Track down each line that has the word "this" and copy it.

-- START Dataset rows --

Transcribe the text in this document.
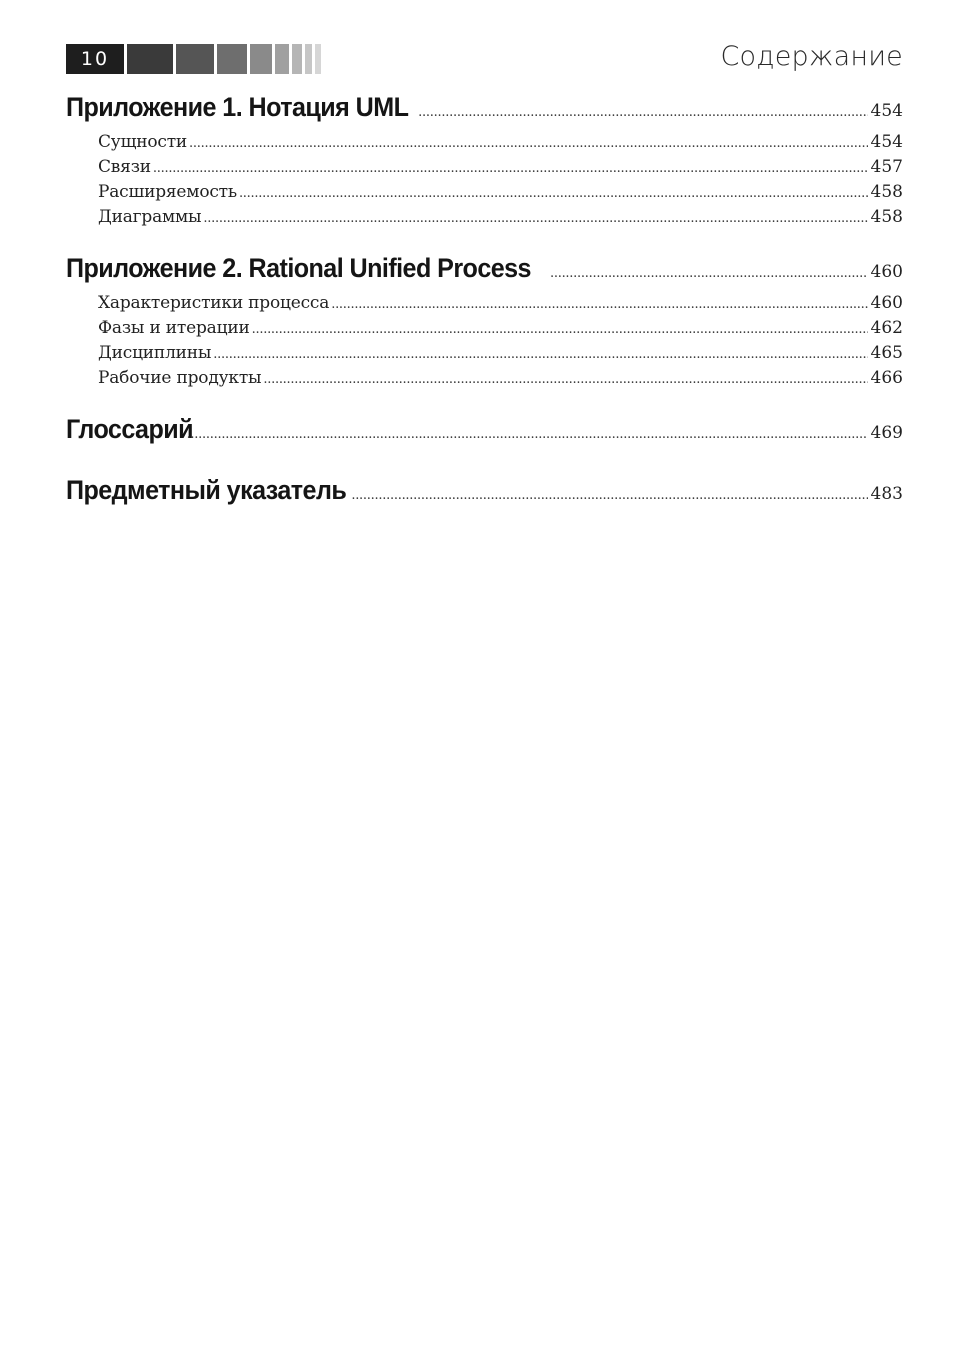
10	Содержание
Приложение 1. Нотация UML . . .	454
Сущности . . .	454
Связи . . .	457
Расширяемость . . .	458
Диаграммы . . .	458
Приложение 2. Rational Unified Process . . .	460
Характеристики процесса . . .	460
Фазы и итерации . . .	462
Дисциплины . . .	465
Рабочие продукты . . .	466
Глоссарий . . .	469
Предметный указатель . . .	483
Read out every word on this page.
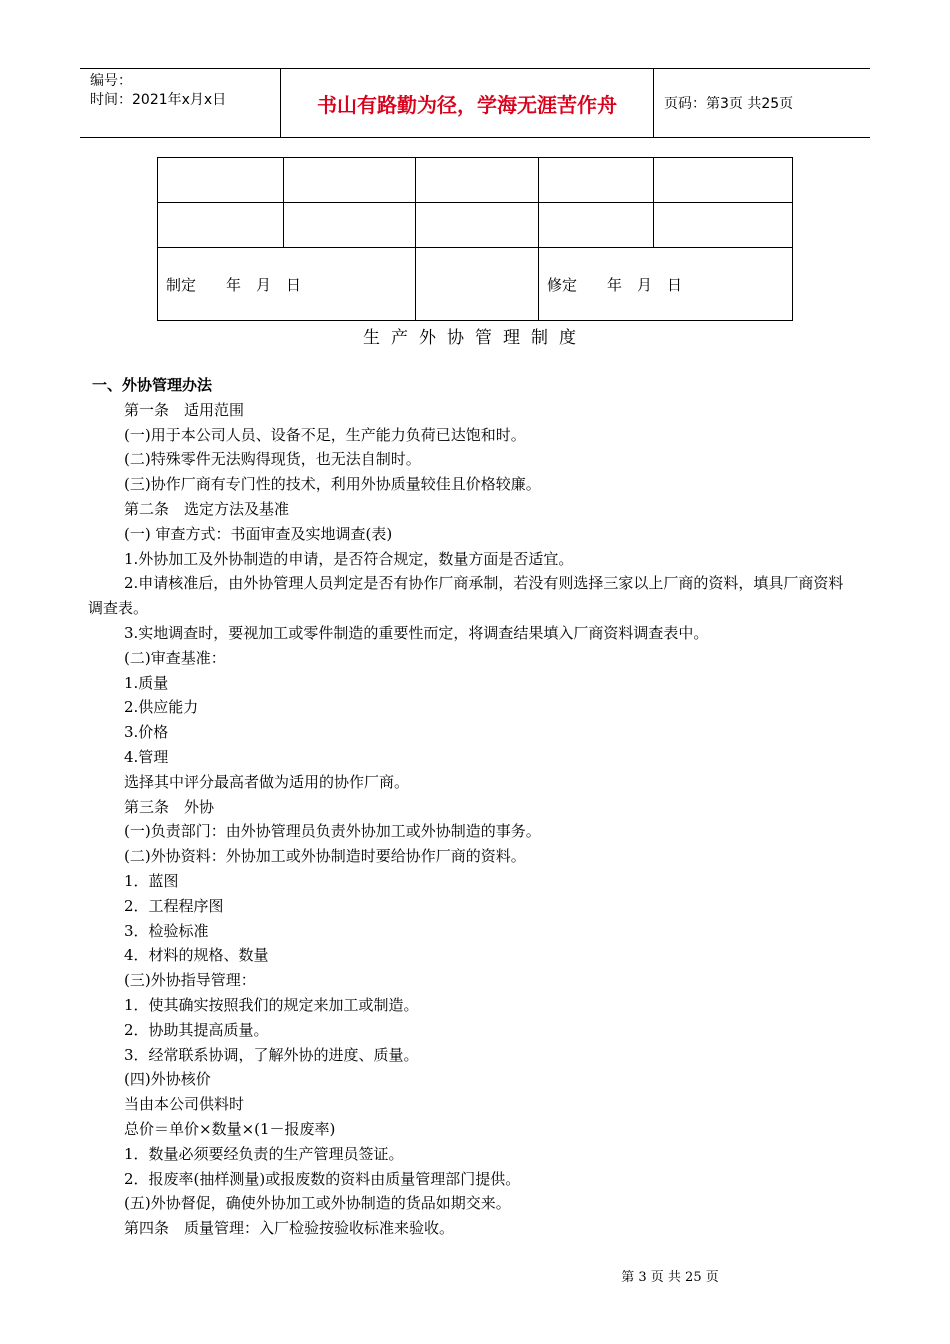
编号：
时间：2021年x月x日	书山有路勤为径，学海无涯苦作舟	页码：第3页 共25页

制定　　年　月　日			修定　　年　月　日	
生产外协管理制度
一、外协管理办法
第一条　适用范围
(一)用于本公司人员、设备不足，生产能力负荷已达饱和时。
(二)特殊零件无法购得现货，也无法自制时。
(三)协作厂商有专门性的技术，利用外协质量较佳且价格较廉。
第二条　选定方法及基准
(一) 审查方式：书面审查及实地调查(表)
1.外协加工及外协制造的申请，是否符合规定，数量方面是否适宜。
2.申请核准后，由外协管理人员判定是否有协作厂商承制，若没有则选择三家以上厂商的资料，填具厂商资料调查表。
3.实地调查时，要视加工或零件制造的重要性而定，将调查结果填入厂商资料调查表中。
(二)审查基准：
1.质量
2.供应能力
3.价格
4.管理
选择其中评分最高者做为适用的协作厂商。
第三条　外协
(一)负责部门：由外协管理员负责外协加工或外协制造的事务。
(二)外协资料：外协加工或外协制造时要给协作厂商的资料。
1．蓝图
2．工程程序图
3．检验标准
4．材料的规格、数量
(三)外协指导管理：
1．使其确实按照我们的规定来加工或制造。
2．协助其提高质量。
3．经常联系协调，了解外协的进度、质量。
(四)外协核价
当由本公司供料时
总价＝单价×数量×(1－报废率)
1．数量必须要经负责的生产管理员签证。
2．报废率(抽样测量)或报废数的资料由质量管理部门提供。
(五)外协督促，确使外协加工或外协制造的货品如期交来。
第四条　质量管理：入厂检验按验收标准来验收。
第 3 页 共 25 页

-- END Dataset rows --

Correct response
Transcribe the text in this document.
Read out every word on this page.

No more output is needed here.